**EXERCISE OBJECTIVE:**
Copy each of the records below line for line, and leave out the pictures.

+++ DATA TO PROCESS +++

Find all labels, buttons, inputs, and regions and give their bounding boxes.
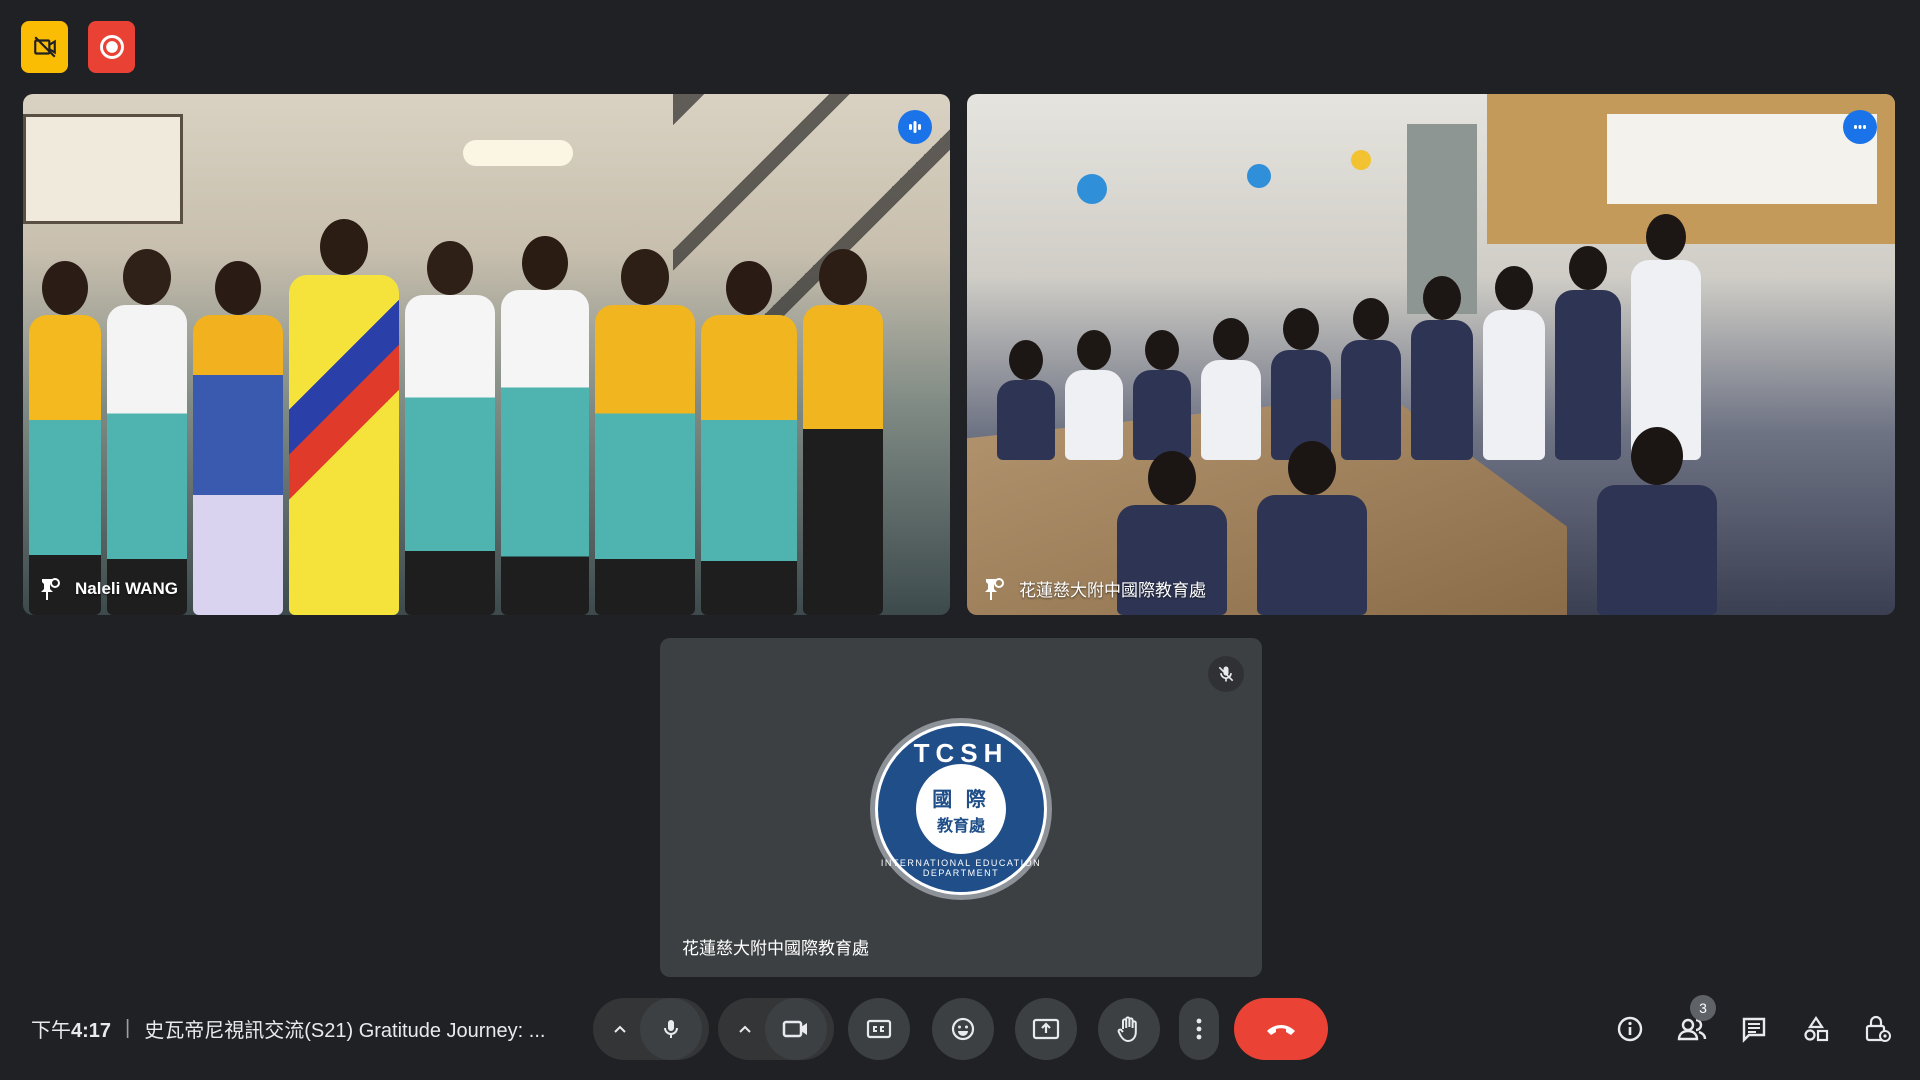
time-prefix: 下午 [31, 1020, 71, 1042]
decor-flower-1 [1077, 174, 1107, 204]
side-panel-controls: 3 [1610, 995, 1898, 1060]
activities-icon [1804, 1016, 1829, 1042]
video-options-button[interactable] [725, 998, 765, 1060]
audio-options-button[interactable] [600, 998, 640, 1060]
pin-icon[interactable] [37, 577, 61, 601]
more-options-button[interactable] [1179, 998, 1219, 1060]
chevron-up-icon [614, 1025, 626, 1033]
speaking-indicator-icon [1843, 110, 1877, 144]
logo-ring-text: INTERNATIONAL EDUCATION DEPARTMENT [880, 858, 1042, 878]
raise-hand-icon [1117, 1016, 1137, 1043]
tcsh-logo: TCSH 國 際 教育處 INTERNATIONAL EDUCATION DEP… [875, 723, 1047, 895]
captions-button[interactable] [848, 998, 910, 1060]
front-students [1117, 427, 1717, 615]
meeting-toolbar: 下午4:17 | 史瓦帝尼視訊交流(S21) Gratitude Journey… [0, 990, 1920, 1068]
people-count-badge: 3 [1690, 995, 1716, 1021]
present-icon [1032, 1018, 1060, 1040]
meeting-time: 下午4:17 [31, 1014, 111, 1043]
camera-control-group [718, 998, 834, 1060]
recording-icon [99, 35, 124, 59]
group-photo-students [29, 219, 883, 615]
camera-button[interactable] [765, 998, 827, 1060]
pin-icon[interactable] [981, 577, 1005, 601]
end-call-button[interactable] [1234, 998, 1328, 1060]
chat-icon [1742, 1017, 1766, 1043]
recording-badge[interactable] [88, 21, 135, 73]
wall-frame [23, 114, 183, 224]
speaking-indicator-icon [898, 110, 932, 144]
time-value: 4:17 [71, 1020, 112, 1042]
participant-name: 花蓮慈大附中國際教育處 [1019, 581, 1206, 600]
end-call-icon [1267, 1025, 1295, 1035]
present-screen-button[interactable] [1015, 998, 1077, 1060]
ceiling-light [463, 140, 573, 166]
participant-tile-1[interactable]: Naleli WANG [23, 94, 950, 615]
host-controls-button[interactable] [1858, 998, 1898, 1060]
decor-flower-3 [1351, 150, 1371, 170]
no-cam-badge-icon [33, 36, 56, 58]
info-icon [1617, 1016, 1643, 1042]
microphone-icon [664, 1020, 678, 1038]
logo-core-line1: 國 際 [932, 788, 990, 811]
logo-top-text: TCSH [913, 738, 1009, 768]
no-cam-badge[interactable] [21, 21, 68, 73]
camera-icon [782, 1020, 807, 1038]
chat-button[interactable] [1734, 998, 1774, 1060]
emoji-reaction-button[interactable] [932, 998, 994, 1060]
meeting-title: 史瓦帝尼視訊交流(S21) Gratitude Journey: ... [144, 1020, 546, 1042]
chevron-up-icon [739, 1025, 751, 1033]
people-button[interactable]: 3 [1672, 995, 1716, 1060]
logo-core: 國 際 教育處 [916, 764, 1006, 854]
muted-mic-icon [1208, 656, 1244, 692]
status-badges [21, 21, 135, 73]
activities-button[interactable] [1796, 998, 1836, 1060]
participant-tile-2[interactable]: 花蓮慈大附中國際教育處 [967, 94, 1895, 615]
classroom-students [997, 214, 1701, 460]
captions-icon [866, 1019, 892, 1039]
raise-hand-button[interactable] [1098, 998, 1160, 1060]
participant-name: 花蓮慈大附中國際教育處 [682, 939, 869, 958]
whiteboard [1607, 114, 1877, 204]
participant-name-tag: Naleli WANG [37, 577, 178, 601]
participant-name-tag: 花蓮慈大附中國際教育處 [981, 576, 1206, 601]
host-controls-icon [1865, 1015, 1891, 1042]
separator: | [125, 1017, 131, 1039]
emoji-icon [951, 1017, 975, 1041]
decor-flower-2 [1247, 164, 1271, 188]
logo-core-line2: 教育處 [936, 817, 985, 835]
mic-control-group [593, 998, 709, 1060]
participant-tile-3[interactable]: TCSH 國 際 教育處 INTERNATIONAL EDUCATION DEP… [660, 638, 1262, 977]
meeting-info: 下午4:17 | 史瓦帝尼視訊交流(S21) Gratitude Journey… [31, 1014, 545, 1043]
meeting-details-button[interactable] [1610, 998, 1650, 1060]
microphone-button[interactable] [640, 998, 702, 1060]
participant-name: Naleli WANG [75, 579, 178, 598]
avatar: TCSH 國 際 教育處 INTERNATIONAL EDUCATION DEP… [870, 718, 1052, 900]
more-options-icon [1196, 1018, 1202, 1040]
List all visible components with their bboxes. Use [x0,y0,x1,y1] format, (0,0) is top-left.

+++

**FINAL RESULT:**
Find all labels, buttons, inputs, and regions and give their bounding boxes.
time-prefix: 下午 [31, 1020, 71, 1042]
decor-flower-1 [1077, 174, 1107, 204]
side-panel-controls: 3 [1610, 995, 1898, 1060]
activities-icon [1804, 1016, 1829, 1042]
video-options-button[interactable] [725, 998, 765, 1060]
audio-options-button[interactable] [600, 998, 640, 1060]
pin-icon[interactable] [37, 577, 61, 601]
more-options-button[interactable] [1179, 998, 1219, 1060]
chevron-up-icon [614, 1025, 626, 1033]
speaking-indicator-icon [1843, 110, 1877, 144]
logo-ring-text: INTERNATIONAL EDUCATION DEPARTMENT [880, 858, 1042, 878]
raise-hand-icon [1117, 1016, 1137, 1043]
tcsh-logo: TCSH 國 際 教育處 INTERNATIONAL EDUCATION DEP… [875, 723, 1047, 895]
captions-button[interactable] [848, 998, 910, 1060]
front-students [1117, 427, 1717, 615]
meeting-toolbar: 下午4:17 | 史瓦帝尼視訊交流(S21) Gratitude Journey… [0, 990, 1920, 1068]
people-count-badge: 3 [1690, 995, 1716, 1021]
present-icon [1032, 1018, 1060, 1040]
meeting-time: 下午4:17 [31, 1014, 111, 1043]
camera-control-group [718, 998, 834, 1060]
recording-icon [99, 35, 124, 59]
group-photo-students [29, 219, 883, 615]
camera-button[interactable] [765, 998, 827, 1060]
pin-icon[interactable] [981, 577, 1005, 601]
end-call-button[interactable] [1234, 998, 1328, 1060]
chat-icon [1742, 1017, 1766, 1043]
recording-badge[interactable] [88, 21, 135, 73]
wall-frame [23, 114, 183, 224]
speaking-indicator-icon [898, 110, 932, 144]
time-value: 4:17 [71, 1020, 112, 1042]
participant-name: 花蓮慈大附中國際教育處 [1019, 581, 1206, 600]
end-call-icon [1267, 1025, 1295, 1035]
present-screen-button[interactable] [1015, 998, 1077, 1060]
ceiling-light [463, 140, 573, 166]
participant-tile-1[interactable]: Naleli WANG [23, 94, 950, 615]
host-controls-button[interactable] [1858, 998, 1898, 1060]
decor-flower-3 [1351, 150, 1371, 170]
no-cam-badge-icon [33, 36, 56, 58]
info-icon [1617, 1016, 1643, 1042]
microphone-icon [664, 1020, 678, 1038]
logo-core-line1: 國 際 [932, 788, 990, 811]
logo-top-text: TCSH [913, 738, 1009, 768]
no-cam-badge[interactable] [21, 21, 68, 73]
camera-icon [782, 1020, 807, 1038]
chat-button[interactable] [1734, 998, 1774, 1060]
emoji-reaction-button[interactable] [932, 998, 994, 1060]
meeting-title: 史瓦帝尼視訊交流(S21) Gratitude Journey: ... [144, 1020, 546, 1042]
chevron-up-icon [739, 1025, 751, 1033]
people-button[interactable]: 3 [1672, 995, 1716, 1060]
logo-core: 國 際 教育處 [916, 764, 1006, 854]
muted-mic-icon [1208, 656, 1244, 692]
status-badges [21, 21, 135, 73]
activities-button[interactable] [1796, 998, 1836, 1060]
participant-tile-2[interactable]: 花蓮慈大附中國際教育處 [967, 94, 1895, 615]
classroom-students [997, 214, 1701, 460]
captions-icon [866, 1019, 892, 1039]
raise-hand-button[interactable] [1098, 998, 1160, 1060]
participant-name: 花蓮慈大附中國際教育處 [682, 939, 869, 958]
whiteboard [1607, 114, 1877, 204]
participant-name-tag: Naleli WANG [37, 577, 178, 601]
participant-name-tag: 花蓮慈大附中國際教育處 [981, 576, 1206, 601]
host-controls-icon [1865, 1015, 1891, 1042]
separator: | [125, 1017, 131, 1039]
emoji-icon [951, 1017, 975, 1041]
decor-flower-2 [1247, 164, 1271, 188]
logo-core-line2: 教育處 [936, 817, 985, 835]
mic-control-group [593, 998, 709, 1060]
participant-tile-3[interactable]: TCSH 國 際 教育處 INTERNATIONAL EDUCATION DEP… [660, 638, 1262, 977]
meeting-info: 下午4:17 | 史瓦帝尼視訊交流(S21) Gratitude Journey… [31, 1014, 545, 1043]
meeting-details-button[interactable] [1610, 998, 1650, 1060]
microphone-button[interactable] [640, 998, 702, 1060]
participant-name: Naleli WANG [75, 579, 178, 598]
avatar: TCSH 國 際 教育處 INTERNATIONAL EDUCATION DEP… [870, 718, 1052, 900]
more-options-icon [1196, 1018, 1202, 1040]
List all visible components with their bboxes. Use [x0,y0,x1,y1] format, (0,0) is top-left.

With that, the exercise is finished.